* Directive *
Go through the material and pull out every line with the string "CELTIC" in it.

Collected data
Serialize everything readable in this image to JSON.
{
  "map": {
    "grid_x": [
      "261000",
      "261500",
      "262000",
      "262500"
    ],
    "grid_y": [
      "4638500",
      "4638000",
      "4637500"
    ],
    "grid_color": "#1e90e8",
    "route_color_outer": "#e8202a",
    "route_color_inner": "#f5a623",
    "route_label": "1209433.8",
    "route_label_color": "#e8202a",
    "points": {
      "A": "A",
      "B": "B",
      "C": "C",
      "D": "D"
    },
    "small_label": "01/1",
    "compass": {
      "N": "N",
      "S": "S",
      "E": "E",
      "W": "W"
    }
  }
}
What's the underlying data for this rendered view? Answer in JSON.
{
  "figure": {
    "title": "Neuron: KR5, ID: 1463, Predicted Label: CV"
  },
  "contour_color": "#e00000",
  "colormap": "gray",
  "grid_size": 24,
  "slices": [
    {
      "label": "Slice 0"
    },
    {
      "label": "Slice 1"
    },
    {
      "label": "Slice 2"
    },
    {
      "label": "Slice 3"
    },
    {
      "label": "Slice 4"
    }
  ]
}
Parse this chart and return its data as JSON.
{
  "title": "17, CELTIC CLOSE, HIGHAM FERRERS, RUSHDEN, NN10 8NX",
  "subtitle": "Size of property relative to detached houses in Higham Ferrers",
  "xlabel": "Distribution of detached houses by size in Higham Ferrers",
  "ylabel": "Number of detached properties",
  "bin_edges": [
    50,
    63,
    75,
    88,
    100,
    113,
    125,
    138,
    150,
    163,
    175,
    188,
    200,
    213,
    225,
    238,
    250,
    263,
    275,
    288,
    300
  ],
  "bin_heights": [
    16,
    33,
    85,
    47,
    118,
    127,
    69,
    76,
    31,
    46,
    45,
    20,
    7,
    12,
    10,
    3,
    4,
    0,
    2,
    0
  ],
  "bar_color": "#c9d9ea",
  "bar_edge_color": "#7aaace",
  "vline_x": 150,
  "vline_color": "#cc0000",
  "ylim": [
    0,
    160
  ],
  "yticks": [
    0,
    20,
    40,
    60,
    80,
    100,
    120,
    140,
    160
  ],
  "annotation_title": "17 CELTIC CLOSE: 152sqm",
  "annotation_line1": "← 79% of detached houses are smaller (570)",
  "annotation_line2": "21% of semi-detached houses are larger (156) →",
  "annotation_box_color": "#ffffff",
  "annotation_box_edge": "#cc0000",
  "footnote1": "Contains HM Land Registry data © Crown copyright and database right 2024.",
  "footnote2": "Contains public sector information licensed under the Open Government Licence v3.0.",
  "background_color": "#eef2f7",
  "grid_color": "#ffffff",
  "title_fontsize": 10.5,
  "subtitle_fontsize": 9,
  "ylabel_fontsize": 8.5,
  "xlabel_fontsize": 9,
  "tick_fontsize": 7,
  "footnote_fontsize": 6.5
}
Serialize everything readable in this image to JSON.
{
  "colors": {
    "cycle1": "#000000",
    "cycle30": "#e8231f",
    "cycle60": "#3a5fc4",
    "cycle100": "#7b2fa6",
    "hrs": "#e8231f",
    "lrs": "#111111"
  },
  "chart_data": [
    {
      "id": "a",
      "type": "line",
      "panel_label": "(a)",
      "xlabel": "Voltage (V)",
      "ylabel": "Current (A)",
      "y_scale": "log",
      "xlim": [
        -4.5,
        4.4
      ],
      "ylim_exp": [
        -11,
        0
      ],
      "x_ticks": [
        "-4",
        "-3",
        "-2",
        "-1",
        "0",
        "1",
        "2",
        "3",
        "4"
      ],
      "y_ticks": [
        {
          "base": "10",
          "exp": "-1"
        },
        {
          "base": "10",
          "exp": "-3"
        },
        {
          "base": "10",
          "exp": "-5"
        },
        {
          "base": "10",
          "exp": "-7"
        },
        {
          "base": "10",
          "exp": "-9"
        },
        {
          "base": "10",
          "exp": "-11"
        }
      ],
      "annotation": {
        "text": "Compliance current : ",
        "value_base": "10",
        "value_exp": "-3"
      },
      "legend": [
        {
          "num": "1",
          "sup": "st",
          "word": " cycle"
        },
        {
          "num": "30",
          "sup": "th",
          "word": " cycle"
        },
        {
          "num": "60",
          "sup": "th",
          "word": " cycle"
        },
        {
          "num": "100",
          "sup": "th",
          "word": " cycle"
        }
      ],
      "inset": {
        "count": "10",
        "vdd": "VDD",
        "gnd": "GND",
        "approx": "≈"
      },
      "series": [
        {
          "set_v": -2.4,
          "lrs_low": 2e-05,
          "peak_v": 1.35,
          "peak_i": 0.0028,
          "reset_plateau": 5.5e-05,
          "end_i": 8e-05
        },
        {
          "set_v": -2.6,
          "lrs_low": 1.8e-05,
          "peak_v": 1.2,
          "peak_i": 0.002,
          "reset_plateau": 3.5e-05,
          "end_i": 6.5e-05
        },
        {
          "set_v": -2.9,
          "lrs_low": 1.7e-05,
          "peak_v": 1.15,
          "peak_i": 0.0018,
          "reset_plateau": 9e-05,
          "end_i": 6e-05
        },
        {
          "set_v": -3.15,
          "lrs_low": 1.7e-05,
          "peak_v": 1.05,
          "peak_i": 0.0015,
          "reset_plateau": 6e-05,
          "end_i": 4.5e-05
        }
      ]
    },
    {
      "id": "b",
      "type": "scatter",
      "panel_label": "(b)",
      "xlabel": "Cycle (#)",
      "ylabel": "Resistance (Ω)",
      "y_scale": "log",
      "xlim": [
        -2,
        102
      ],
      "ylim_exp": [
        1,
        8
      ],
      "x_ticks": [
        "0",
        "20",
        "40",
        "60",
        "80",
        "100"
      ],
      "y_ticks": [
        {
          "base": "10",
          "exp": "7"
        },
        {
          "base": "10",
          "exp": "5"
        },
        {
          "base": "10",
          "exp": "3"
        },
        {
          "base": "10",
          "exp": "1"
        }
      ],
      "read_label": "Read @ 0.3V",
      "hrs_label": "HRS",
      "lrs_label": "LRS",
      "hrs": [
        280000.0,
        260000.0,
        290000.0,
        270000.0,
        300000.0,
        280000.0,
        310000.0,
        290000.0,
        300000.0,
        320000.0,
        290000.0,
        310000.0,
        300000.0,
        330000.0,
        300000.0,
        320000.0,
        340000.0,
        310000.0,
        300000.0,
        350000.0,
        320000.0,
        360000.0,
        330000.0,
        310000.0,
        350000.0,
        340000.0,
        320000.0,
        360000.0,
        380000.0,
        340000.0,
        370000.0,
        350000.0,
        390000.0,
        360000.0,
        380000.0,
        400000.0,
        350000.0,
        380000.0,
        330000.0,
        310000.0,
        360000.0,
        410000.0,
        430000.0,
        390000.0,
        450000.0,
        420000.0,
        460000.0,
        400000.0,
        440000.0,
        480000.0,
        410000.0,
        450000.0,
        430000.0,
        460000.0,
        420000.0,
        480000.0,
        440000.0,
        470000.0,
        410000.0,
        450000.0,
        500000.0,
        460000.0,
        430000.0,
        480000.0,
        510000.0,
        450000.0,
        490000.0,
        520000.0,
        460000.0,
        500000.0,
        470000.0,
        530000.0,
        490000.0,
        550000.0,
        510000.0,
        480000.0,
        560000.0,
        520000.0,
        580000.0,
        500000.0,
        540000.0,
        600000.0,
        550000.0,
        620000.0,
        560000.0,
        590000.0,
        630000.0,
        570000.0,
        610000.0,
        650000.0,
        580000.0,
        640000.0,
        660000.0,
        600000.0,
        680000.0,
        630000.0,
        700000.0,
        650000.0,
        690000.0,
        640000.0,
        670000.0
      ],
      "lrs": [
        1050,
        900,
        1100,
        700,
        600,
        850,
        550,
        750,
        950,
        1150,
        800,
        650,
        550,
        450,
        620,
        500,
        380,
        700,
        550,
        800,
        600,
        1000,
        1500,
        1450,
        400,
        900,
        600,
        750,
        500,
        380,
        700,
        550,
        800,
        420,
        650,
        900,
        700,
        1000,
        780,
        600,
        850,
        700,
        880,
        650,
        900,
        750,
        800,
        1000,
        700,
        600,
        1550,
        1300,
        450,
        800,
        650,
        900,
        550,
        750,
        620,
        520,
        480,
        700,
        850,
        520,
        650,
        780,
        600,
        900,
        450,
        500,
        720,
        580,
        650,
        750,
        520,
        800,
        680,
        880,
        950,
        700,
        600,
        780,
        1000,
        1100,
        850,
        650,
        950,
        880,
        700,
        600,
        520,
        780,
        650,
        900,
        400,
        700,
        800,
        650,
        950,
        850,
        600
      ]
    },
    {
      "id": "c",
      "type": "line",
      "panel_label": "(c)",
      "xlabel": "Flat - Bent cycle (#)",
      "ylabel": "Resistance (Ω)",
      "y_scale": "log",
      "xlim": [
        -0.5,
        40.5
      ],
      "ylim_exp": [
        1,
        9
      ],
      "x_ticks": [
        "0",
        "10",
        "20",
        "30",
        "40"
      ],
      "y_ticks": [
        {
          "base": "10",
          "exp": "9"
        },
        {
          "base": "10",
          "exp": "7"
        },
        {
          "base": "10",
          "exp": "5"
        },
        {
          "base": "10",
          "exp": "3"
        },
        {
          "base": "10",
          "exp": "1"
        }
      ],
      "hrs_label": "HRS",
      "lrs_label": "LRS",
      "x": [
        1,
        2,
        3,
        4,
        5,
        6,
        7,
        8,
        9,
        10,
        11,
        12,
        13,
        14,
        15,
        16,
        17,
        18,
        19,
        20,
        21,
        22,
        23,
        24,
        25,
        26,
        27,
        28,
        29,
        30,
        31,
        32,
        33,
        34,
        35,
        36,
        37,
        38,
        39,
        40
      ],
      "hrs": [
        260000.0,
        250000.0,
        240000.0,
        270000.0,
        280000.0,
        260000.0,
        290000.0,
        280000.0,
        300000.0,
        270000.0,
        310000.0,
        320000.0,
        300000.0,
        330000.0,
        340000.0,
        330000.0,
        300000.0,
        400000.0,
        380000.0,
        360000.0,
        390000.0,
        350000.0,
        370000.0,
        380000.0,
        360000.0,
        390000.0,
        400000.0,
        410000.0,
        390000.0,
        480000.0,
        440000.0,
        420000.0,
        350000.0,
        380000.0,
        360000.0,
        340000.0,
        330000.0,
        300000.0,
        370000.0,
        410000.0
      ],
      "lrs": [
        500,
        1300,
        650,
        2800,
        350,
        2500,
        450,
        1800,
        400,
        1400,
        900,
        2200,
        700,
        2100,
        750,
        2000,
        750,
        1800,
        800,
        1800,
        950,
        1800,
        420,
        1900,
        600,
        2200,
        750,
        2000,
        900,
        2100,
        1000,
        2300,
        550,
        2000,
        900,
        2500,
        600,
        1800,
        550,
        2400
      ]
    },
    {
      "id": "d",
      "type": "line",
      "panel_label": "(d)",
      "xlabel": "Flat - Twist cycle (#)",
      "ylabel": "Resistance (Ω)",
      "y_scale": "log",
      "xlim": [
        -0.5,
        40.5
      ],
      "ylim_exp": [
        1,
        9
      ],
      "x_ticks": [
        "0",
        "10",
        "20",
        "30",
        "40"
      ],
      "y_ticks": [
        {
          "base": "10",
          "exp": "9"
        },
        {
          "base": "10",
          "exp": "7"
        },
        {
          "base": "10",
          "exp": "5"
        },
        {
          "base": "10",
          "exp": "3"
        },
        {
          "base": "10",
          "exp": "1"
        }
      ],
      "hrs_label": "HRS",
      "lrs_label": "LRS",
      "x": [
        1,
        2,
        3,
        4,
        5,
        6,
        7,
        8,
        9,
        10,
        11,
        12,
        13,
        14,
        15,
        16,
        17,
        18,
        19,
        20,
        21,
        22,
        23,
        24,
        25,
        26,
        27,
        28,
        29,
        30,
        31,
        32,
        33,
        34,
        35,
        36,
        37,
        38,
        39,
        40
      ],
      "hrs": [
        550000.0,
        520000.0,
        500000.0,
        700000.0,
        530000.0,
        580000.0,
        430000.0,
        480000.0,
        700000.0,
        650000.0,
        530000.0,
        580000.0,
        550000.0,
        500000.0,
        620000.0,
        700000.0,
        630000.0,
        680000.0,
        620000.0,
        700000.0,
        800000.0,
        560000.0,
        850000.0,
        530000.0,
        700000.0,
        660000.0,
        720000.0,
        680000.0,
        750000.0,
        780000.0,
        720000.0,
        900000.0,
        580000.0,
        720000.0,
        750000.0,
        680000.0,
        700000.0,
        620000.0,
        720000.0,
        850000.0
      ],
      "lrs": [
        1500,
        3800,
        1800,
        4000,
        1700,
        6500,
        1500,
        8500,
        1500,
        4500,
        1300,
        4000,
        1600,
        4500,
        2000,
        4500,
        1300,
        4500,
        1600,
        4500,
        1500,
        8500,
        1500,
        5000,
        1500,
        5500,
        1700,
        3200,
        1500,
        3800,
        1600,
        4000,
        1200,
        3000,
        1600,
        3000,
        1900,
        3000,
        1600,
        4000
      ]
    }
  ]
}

* Written solution *
  "title": "17, CELTIC CLOSE, HIGHAM FERRERS, RUSHDEN, NN10 8NX",
  "annotation_title": "17 CELTIC CLOSE: 152sqm",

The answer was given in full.